** Stated goal **
Copy the data that follows, character for character, minus the pictures.

* * * *

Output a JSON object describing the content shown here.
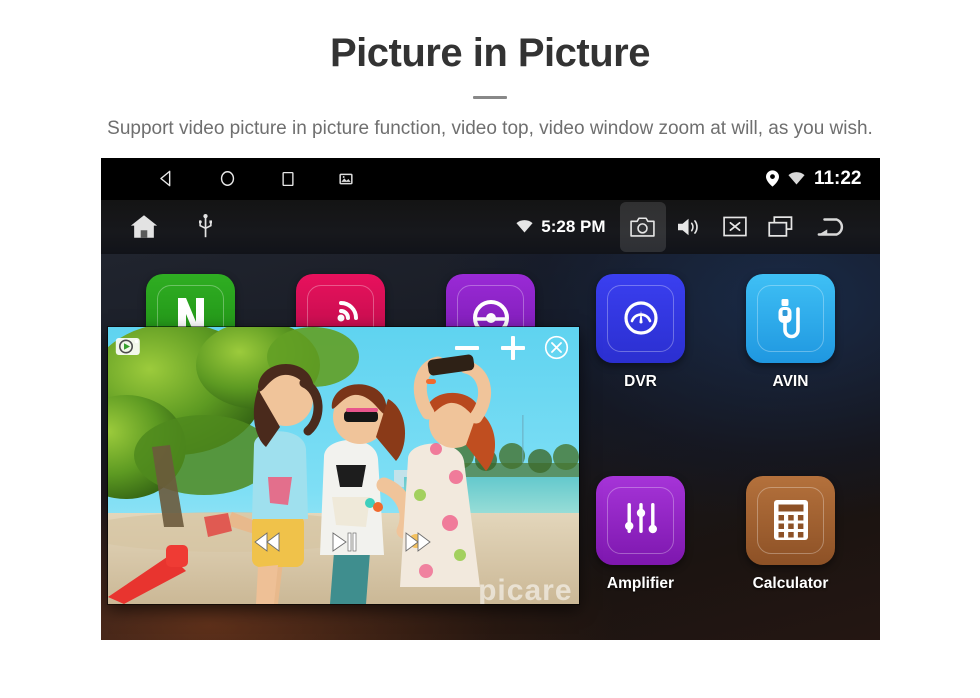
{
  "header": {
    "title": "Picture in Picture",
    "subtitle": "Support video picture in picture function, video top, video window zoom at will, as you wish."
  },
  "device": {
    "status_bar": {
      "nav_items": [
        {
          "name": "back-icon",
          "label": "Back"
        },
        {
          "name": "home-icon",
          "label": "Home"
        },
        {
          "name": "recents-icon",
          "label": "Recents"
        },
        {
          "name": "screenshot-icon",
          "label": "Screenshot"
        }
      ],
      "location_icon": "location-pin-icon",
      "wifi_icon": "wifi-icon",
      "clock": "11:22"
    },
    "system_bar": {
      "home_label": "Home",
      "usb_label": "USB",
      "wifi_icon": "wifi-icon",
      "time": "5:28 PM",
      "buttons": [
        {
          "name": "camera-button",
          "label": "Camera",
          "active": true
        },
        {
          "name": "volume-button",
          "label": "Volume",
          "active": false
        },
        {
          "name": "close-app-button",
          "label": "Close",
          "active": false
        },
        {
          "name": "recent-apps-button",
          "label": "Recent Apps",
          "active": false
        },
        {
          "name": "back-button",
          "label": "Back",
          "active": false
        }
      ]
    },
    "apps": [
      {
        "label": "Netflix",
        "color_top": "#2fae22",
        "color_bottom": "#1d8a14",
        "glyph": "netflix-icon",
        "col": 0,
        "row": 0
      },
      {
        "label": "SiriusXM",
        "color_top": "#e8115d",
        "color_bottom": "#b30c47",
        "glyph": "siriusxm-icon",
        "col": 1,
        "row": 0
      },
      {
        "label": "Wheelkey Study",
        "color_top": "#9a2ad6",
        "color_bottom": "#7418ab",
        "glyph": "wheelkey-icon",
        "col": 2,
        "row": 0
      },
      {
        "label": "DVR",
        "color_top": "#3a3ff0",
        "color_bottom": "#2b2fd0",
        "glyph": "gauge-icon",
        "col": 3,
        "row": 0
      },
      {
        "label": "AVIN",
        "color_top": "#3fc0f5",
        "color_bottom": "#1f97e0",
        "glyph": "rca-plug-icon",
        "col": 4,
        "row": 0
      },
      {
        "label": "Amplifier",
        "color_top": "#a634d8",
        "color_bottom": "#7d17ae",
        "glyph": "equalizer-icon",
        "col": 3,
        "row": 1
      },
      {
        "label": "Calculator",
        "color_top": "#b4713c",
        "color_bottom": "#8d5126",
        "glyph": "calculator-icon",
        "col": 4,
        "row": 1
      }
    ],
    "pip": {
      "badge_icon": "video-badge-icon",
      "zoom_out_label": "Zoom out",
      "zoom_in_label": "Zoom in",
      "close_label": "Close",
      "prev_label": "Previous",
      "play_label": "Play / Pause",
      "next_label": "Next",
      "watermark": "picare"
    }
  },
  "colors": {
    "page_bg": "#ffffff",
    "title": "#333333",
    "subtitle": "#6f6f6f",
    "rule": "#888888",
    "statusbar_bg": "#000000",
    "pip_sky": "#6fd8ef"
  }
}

* * * *

** Complete answer **
Output a JSON object describing the content shown here.
{
  "header": {
    "title": "Picture in Picture",
    "subtitle": "Support video picture in picture function, video top, video window zoom at will, as you wish."
  },
  "device": {
    "status_bar": {
      "nav_items": [
        {
          "name": "back-icon",
          "label": "Back"
        },
        {
          "name": "home-icon",
          "label": "Home"
        },
        {
          "name": "recents-icon",
          "label": "Recents"
        },
        {
          "name": "screenshot-icon",
          "label": "Screenshot"
        }
      ],
      "location_icon": "location-pin-icon",
      "wifi_icon": "wifi-icon",
      "clock": "11:22"
    },
    "system_bar": {
      "home_label": "Home",
      "usb_label": "USB",
      "wifi_icon": "wifi-icon",
      "time": "5:28 PM",
      "buttons": [
        {
          "name": "camera-button",
          "label": "Camera",
          "active": true
        },
        {
          "name": "volume-button",
          "label": "Volume",
          "active": false
        },
        {
          "name": "close-app-button",
          "label": "Close",
          "active": false
        },
        {
          "name": "recent-apps-button",
          "label": "Recent Apps",
          "active": false
        },
        {
          "name": "back-button",
          "label": "Back",
          "active": false
        }
      ]
    },
    "apps": [
      {
        "label": "Netflix",
        "color_top": "#2fae22",
        "color_bottom": "#1d8a14",
        "glyph": "netflix-icon",
        "col": 0,
        "row": 0
      },
      {
        "label": "SiriusXM",
        "color_top": "#e8115d",
        "color_bottom": "#b30c47",
        "glyph": "siriusxm-icon",
        "col": 1,
        "row": 0
      },
      {
        "label": "Wheelkey Study",
        "color_top": "#9a2ad6",
        "color_bottom": "#7418ab",
        "glyph": "wheelkey-icon",
        "col": 2,
        "row": 0
      },
      {
        "label": "DVR",
        "color_top": "#3a3ff0",
        "color_bottom": "#2b2fd0",
        "glyph": "gauge-icon",
        "col": 3,
        "row": 0
      },
      {
        "label": "AVIN",
        "color_top": "#3fc0f5",
        "color_bottom": "#1f97e0",
        "glyph": "rca-plug-icon",
        "col": 4,
        "row": 0
      },
      {
        "label": "Amplifier",
        "color_top": "#a634d8",
        "color_bottom": "#7d17ae",
        "glyph": "equalizer-icon",
        "col": 3,
        "row": 1
      },
      {
        "label": "Calculator",
        "color_top": "#b4713c",
        "color_bottom": "#8d5126",
        "glyph": "calculator-icon",
        "col": 4,
        "row": 1
      }
    ],
    "pip": {
      "badge_icon": "video-badge-icon",
      "zoom_out_label": "Zoom out",
      "zoom_in_label": "Zoom in",
      "close_label": "Close",
      "prev_label": "Previous",
      "play_label": "Play / Pause",
      "next_label": "Next",
      "watermark": "picare"
    }
  },
  "colors": {
    "page_bg": "#ffffff",
    "title": "#333333",
    "subtitle": "#6f6f6f",
    "rule": "#888888",
    "statusbar_bg": "#000000",
    "pip_sky": "#6fd8ef"
  }
}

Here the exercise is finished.